(Recorded data)
···

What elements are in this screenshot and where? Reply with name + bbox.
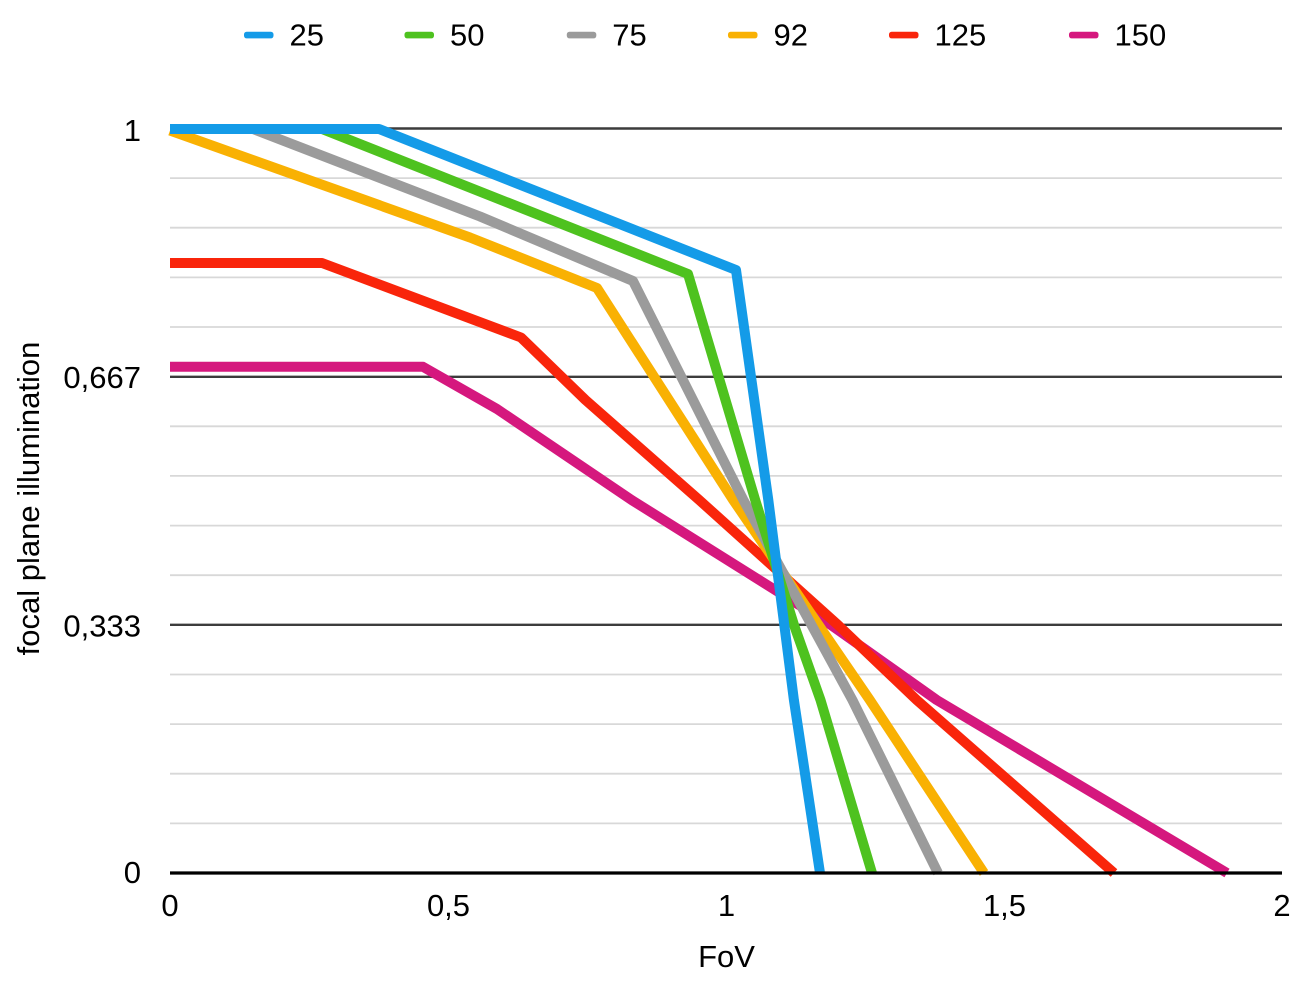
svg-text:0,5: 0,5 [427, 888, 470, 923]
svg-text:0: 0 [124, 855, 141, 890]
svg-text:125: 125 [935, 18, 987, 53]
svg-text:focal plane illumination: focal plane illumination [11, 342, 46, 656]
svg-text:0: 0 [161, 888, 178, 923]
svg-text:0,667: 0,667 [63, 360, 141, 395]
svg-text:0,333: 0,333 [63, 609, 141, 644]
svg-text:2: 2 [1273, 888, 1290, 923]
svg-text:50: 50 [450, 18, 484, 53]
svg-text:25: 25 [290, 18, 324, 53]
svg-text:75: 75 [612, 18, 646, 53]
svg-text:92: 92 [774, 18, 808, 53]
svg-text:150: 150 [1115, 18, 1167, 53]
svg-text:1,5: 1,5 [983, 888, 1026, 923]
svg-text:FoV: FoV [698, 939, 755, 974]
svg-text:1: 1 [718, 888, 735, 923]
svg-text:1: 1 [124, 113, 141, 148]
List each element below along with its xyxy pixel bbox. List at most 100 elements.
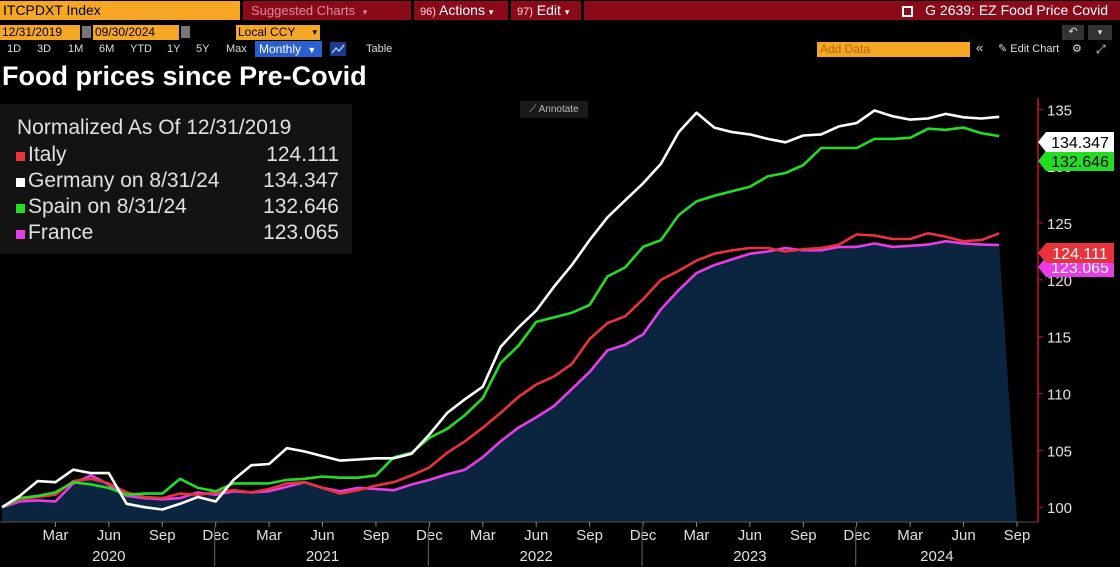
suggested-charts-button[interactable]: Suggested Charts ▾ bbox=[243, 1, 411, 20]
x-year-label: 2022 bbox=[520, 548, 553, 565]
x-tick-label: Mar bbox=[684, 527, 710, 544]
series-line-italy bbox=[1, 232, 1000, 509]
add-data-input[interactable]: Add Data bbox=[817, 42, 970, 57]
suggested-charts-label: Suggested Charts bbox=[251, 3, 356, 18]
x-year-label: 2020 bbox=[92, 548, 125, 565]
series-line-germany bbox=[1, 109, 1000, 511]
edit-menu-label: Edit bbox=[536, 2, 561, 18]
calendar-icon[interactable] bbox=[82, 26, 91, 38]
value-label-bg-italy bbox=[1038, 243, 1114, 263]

···

#### TASK DIRECTIONS
Reproduce the material without any changes, from its first line through the line containing "List each element", with both ends included. Leave the pictures out of your answer.

#### WRITTEN ANSWER
What elements are in this screenshot and where? Reply with name + bbox.
svg-text:0,5: 0,5 [427, 888, 470, 923]
svg-text:0: 0 [124, 855, 141, 890]
svg-text:125: 125 [935, 18, 987, 53]
svg-text:focal plane illumination: focal plane illumination [11, 342, 46, 656]
svg-text:0: 0 [161, 888, 178, 923]
svg-text:0,667: 0,667 [63, 360, 141, 395]
svg-text:0,333: 0,333 [63, 609, 141, 644]
svg-text:2: 2 [1273, 888, 1290, 923]
svg-text:50: 50 [450, 18, 484, 53]
svg-text:25: 25 [290, 18, 324, 53]
svg-text:75: 75 [612, 18, 646, 53]
svg-text:92: 92 [774, 18, 808, 53]
svg-text:150: 150 [1115, 18, 1167, 53]
svg-text:1,5: 1,5 [983, 888, 1026, 923]
svg-text:FoV: FoV [698, 939, 755, 974]
svg-text:1: 1 [718, 888, 735, 923]
svg-text:1: 1 [124, 113, 141, 148]
List each element below along with its xyxy pixel bbox. List at most 100 elements.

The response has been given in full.